TASK INSTRUCTIONS. Repeat the listing below in full, exactly as it stands.

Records

________

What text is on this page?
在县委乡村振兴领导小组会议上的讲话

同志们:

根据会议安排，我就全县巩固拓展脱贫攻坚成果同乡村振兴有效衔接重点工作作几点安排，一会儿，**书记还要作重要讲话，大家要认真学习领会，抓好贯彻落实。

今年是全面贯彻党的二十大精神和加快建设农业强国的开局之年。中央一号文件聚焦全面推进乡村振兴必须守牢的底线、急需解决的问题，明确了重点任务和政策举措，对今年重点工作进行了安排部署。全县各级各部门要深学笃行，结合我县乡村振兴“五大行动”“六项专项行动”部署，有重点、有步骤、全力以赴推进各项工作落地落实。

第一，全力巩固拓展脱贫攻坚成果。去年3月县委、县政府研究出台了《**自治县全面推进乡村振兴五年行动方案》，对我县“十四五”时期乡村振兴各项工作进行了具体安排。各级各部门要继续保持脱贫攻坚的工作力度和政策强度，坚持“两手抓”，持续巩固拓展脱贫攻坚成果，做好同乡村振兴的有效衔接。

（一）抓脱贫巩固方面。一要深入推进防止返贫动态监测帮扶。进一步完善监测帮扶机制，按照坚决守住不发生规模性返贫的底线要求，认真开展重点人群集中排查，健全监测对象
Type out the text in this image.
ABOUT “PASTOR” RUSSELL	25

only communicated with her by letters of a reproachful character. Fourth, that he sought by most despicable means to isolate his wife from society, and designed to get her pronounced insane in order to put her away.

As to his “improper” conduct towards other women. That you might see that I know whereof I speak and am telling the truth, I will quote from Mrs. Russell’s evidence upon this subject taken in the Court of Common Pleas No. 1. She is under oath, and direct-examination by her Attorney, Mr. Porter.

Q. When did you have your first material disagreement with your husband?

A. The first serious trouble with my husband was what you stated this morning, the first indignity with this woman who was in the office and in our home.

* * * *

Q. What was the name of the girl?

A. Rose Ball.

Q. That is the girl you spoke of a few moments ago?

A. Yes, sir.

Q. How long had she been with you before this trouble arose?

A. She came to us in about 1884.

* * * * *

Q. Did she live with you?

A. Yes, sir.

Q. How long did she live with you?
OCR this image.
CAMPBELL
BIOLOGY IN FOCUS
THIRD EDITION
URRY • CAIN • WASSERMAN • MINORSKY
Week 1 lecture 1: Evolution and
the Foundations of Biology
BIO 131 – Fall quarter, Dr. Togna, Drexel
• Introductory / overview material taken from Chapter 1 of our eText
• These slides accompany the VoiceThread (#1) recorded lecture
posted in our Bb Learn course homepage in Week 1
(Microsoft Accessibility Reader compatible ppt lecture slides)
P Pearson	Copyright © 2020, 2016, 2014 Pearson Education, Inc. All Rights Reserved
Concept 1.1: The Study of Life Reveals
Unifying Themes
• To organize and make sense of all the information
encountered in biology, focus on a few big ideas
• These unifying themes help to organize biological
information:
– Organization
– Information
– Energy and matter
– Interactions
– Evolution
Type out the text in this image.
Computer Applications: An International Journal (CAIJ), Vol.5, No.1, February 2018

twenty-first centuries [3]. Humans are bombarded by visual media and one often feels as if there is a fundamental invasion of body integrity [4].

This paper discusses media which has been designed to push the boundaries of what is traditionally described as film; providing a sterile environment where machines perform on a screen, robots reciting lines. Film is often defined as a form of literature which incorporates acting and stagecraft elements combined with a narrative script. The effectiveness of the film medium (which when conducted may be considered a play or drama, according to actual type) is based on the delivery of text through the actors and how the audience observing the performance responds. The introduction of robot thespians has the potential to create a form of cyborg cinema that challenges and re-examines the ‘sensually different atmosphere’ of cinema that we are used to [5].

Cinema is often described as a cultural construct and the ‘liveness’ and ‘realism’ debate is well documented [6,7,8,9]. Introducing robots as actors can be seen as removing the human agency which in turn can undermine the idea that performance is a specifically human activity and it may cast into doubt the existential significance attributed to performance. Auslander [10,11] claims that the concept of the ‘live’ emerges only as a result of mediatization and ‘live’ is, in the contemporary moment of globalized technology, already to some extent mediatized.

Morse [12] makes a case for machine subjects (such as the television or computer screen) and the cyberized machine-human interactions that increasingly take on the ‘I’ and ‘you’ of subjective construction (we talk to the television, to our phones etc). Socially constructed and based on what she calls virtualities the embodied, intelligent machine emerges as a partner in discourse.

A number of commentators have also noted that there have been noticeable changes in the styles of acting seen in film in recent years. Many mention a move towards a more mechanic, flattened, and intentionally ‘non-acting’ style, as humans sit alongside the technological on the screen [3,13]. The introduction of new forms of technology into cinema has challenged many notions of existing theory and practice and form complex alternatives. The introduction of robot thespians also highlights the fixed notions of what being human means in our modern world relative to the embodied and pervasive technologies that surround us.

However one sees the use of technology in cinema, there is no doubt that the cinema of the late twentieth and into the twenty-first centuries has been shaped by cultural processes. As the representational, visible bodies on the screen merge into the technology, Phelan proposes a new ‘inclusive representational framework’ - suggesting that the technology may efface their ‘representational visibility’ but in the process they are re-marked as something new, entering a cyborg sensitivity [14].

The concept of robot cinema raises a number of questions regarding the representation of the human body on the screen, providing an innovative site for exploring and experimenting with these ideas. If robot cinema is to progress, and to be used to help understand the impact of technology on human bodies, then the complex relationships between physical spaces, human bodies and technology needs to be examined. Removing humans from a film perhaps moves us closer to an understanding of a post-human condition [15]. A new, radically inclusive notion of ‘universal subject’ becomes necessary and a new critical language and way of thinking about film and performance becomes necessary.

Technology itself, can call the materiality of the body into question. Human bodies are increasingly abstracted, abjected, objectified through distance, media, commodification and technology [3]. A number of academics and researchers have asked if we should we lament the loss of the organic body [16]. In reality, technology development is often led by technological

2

________

ANSWER TO THE PROBLEM.
What text is on this page?
在县委乡村振兴领导小组会议上的讲话

同志们:

根据会议安排，我就全县巩固拓展脱贫攻坚成果同乡村振兴有效衔接重点工作作几点安排，一会儿，**书记还要作重要讲话，大家要认真学习领会，抓好贯彻落实。

今年是全面贯彻党的二十大精神和加快建设农业强国的开局之年。中央一号文件聚焦全面推进乡村振兴必须守牢的底线、急需解决的问题，明确了重点任务和政策举措，对今年重点工作进行了安排部署。全县各级各部门要深学笃行，结合我县乡村振兴“五大行动”“六项专项行动”部署，有重点、有步骤、全力以赴推进各项工作落地落实。

第一，全力巩固拓展脱贫攻坚成果。去年3月县委、县政府研究出台了《**自治县全面推进乡村振兴五年行动方案》，对我县“十四五”时期乡村振兴各项工作进行了具体安排。各级各部门要继续保持脱贫攻坚的工作力度和政策强度，坚持“两手抓”，持续巩固拓展脱贫攻坚成果，做好同乡村振兴的有效衔接。

（一）抓脱贫巩固方面。一要深入推进防止返贫动态监测帮扶。进一步完善监测帮扶机制，按照坚决守住不发生规模性返贫的底线要求，认真开展重点人群集中排查，健全监测对象
Type out the text in this image.
ABOUT “PASTOR” RUSSELL	25

only communicated with her by letters of a reproachful character. Fourth, that he sought by most despicable means to isolate his wife from society, and designed to get her pronounced insane in order to put her away.

As to his “improper” conduct towards other women. That you might see that I know whereof I speak and am telling the truth, I will quote from Mrs. Russell’s evidence upon this subject taken in the Court of Common Pleas No. 1. She is under oath, and direct-examination by her Attorney, Mr. Porter.

Q. When did you have your first material disagreement with your husband?

A. The first serious trouble with my husband was what you stated this morning, the first indignity with this woman who was in the office and in our home.

* * * *

Q. What was the name of the girl?

A. Rose Ball.

Q. That is the girl you spoke of a few moments ago?

A. Yes, sir.

Q. How long had she been with you before this trouble arose?

A. She came to us in about 1884.

* * * * *

Q. Did she live with you?

A. Yes, sir.

Q. How long did she live with you?
OCR this image.
CAMPBELL
BIOLOGY IN FOCUS
THIRD EDITION
URRY • CAIN • WASSERMAN • MINORSKY
Week 1 lecture 1: Evolution and
the Foundations of Biology
BIO 131 – Fall quarter, Dr. Togna, Drexel
• Introductory / overview material taken from Chapter 1 of our eText
• These slides accompany the VoiceThread (#1) recorded lecture
posted in our Bb Learn course homepage in Week 1
(Microsoft Accessibility Reader compatible ppt lecture slides)
P Pearson	Copyright © 2020, 2016, 2014 Pearson Education, Inc. All Rights Reserved
Concept 1.1: The Study of Life Reveals
Unifying Themes
• To organize and make sense of all the information
encountered in biology, focus on a few big ideas
• These unifying themes help to organize biological
information:
– Organization
– Information
– Energy and matter
– Interactions
– Evolution
Type out the text in this image.
Computer Applications: An International Journal (CAIJ), Vol.5, No.1, February 2018

twenty-first centuries [3]. Humans are bombarded by visual media and one often feels as if there is a fundamental invasion of body integrity [4].

This paper discusses media which has been designed to push the boundaries of what is traditionally described as film; providing a sterile environment where machines perform on a screen, robots reciting lines. Film is often defined as a form of literature which incorporates acting and stagecraft elements combined with a narrative script. The effectiveness of the film medium (which when conducted may be considered a play or drama, according to actual type) is based on the delivery of text through the actors and how the audience observing the performance responds. The introduction of robot thespians has the potential to create a form of cyborg cinema that challenges and re-examines the ‘sensually different atmosphere’ of cinema that we are used to [5].

Cinema is often described as a cultural construct and the ‘liveness’ and ‘realism’ debate is well documented [6,7,8,9]. Introducing robots as actors can be seen as removing the human agency which in turn can undermine the idea that performance is a specifically human activity and it may cast into doubt the existential significance attributed to performance. Auslander [10,11] claims that the concept of the ‘live’ emerges only as a result of mediatization and ‘live’ is, in the contemporary moment of globalized technology, already to some extent mediatized.

Morse [12] makes a case for machine subjects (such as the television or computer screen) and the cyberized machine-human interactions that increasingly take on the ‘I’ and ‘you’ of subjective construction (we talk to the television, to our phones etc). Socially constructed and based on what she calls virtualities the embodied, intelligent machine emerges as a partner in discourse.

A number of commentators have also noted that there have been noticeable changes in the styles of acting seen in film in recent years. Many mention a move towards a more mechanic, flattened, and intentionally ‘non-acting’ style, as humans sit alongside the technological on the screen [3,13]. The introduction of new forms of technology into cinema has challenged many notions of existing theory and practice and form complex alternatives. The introduction of robot thespians also highlights the fixed notions of what being human means in our modern world relative to the embodied and pervasive technologies that surround us.

However one sees the use of technology in cinema, there is no doubt that the cinema of the late twentieth and into the twenty-first centuries has been shaped by cultural processes. As the representational, visible bodies on the screen merge into the technology, Phelan proposes a new ‘inclusive representational framework’ - suggesting that the technology may efface their ‘representational visibility’ but in the process they are re-marked as something new, entering a cyborg sensitivity [14].

The concept of robot cinema raises a number of questions regarding the representation of the human body on the screen, providing an innovative site for exploring and experimenting with these ideas. If robot cinema is to progress, and to be used to help understand the impact of technology on human bodies, then the complex relationships between physical spaces, human bodies and technology needs to be examined. Removing humans from a film perhaps moves us closer to an understanding of a post-human condition [15]. A new, radically inclusive notion of ‘universal subject’ becomes necessary and a new critical language and way of thinking about film and performance becomes necessary.

Technology itself, can call the materiality of the body into question. Human bodies are increasingly abstracted, abjected, objectified through distance, media, commodification and technology [3]. A number of academics and researchers have asked if we should we lament the loss of the organic body [16]. In reality, technology development is often led by technological

2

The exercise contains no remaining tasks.